▶ **Records shown**
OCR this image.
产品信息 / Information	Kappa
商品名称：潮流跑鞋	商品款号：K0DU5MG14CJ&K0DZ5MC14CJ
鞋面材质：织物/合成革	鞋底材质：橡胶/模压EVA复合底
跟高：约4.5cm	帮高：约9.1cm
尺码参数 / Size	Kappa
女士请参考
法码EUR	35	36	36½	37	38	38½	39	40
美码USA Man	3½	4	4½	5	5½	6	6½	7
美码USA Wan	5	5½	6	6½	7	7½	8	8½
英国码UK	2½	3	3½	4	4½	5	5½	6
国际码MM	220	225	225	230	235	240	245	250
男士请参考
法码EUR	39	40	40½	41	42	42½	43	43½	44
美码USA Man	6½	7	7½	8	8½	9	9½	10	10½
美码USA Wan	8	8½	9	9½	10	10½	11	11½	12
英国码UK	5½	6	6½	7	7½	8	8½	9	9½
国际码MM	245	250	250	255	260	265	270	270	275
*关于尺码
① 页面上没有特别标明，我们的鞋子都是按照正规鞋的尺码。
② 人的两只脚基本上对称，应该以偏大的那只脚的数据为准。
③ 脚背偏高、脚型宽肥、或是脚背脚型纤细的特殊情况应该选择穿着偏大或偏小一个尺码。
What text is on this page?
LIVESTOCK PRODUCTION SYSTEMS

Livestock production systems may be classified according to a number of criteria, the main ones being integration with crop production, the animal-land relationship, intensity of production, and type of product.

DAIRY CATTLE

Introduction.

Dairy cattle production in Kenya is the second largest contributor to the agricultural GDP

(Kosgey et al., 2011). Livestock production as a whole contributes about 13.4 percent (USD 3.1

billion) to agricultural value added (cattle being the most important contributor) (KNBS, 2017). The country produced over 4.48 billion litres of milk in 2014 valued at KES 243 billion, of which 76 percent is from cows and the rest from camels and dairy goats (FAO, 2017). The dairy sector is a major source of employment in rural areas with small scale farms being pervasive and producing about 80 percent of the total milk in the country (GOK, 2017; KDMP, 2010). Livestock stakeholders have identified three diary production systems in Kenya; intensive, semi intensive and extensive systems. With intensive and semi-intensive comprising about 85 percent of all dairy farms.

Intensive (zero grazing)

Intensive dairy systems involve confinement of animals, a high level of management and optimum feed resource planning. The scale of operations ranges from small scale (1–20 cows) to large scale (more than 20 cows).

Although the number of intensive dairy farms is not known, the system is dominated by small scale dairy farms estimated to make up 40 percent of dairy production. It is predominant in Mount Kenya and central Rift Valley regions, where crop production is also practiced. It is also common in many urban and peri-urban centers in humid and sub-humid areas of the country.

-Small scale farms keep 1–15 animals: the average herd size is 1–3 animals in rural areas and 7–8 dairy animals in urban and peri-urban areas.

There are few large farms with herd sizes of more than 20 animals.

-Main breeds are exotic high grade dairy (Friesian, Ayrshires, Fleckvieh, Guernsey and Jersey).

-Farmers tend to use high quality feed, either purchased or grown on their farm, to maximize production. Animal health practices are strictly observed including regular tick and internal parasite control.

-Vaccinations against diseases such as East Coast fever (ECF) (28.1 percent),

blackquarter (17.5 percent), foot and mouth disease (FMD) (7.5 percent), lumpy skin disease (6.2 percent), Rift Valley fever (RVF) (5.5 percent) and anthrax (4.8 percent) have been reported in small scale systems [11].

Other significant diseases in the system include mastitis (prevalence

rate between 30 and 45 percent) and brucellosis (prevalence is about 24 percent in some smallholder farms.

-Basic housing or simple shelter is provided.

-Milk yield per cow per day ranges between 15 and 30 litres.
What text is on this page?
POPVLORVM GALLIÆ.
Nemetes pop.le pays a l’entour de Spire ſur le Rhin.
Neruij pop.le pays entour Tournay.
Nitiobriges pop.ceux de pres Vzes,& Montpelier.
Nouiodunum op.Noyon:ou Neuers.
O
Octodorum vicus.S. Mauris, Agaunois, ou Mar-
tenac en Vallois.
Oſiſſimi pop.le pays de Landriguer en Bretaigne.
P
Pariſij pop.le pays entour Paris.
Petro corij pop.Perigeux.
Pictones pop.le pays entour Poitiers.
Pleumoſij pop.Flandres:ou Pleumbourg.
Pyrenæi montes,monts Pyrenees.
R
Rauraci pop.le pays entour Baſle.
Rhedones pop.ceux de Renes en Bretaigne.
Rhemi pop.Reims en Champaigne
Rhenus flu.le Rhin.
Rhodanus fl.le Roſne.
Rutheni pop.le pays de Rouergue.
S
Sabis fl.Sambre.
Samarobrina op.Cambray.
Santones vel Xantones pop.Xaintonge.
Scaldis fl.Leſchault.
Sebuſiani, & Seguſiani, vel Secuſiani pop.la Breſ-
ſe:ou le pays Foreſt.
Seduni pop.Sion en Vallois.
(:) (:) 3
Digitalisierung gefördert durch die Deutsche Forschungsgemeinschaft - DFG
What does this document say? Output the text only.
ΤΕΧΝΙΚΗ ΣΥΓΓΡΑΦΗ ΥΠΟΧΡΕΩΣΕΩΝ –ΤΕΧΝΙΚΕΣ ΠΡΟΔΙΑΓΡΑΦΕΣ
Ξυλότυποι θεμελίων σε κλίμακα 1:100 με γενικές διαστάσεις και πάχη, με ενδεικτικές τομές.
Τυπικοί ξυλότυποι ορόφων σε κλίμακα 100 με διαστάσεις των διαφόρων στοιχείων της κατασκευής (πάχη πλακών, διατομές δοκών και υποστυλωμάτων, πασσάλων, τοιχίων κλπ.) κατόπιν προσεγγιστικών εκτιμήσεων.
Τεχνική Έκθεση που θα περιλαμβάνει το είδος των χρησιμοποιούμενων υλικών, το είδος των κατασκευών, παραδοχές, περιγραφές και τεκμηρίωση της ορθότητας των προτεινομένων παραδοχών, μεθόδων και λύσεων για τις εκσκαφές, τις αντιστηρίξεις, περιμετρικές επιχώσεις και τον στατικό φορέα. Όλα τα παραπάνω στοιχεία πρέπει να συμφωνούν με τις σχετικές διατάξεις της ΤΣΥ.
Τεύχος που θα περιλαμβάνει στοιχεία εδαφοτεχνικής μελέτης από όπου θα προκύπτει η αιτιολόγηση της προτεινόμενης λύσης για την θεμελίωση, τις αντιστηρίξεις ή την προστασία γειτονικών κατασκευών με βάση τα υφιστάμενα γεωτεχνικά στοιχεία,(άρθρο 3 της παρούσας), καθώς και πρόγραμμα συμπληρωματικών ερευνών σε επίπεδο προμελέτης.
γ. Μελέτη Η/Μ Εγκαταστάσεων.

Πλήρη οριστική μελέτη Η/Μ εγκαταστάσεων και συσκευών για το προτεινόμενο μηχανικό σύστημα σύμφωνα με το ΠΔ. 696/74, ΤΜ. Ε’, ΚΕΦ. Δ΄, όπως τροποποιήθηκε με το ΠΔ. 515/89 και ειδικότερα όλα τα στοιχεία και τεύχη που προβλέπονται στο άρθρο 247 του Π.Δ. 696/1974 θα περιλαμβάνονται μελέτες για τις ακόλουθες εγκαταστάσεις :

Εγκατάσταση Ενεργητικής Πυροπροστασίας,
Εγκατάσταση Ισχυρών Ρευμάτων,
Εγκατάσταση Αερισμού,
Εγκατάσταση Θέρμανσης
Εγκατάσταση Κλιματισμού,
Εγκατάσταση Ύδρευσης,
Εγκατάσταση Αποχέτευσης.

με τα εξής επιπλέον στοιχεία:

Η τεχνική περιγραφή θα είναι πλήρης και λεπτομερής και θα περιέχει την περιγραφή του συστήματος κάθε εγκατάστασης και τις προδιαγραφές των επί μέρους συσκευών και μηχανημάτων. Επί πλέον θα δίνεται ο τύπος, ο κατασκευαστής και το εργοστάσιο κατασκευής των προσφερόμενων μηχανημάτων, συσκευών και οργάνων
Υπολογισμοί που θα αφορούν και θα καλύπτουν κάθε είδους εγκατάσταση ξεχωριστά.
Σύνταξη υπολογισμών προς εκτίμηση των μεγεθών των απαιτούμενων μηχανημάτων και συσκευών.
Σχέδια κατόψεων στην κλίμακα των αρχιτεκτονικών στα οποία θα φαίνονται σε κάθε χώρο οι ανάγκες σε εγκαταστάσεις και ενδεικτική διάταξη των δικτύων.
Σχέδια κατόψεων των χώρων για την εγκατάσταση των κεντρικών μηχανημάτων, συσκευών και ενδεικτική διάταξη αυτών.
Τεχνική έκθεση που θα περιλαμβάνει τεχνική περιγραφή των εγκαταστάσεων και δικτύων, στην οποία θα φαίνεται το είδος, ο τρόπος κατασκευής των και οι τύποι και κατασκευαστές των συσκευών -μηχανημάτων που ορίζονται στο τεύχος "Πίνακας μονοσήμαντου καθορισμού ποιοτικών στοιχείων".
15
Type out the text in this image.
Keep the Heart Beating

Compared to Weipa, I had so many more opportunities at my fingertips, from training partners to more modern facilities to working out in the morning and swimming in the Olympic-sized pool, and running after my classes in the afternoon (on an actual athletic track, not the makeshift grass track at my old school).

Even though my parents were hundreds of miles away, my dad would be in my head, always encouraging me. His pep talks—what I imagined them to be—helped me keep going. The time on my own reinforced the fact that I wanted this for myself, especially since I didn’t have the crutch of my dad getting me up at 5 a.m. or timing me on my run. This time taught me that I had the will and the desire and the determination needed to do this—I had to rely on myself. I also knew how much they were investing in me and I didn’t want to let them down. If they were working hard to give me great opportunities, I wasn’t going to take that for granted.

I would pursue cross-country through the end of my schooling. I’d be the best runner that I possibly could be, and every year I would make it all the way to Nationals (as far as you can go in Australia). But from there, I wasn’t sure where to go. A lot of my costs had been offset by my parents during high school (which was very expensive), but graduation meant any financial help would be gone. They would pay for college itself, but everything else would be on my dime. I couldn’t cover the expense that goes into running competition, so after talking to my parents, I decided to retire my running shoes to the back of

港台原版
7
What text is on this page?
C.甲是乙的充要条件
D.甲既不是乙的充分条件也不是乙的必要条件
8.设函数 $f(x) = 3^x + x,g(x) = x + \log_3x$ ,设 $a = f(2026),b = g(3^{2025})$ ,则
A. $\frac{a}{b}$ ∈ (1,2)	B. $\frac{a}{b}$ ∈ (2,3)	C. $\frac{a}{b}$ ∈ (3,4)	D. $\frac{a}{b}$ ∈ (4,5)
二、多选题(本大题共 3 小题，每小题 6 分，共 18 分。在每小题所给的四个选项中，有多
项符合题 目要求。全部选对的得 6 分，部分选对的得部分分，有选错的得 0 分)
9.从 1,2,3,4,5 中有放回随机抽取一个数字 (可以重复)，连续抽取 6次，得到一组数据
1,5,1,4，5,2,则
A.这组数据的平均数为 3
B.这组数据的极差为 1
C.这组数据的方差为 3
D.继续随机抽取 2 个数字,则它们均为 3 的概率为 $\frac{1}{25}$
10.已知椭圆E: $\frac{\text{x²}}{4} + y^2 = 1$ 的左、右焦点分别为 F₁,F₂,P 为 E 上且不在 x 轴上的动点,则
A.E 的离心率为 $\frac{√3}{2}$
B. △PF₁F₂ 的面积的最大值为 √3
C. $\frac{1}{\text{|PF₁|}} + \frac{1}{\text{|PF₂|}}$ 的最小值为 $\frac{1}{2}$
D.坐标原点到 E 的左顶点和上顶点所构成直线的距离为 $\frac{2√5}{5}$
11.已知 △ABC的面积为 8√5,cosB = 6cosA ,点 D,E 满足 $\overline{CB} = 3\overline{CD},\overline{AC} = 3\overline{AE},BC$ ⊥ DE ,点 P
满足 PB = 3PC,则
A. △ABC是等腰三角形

▶ **Work to complete**
Check every line of the records above for the string "litres" and say how many contain it, giving the number alone.

▶ **Expected answer**
2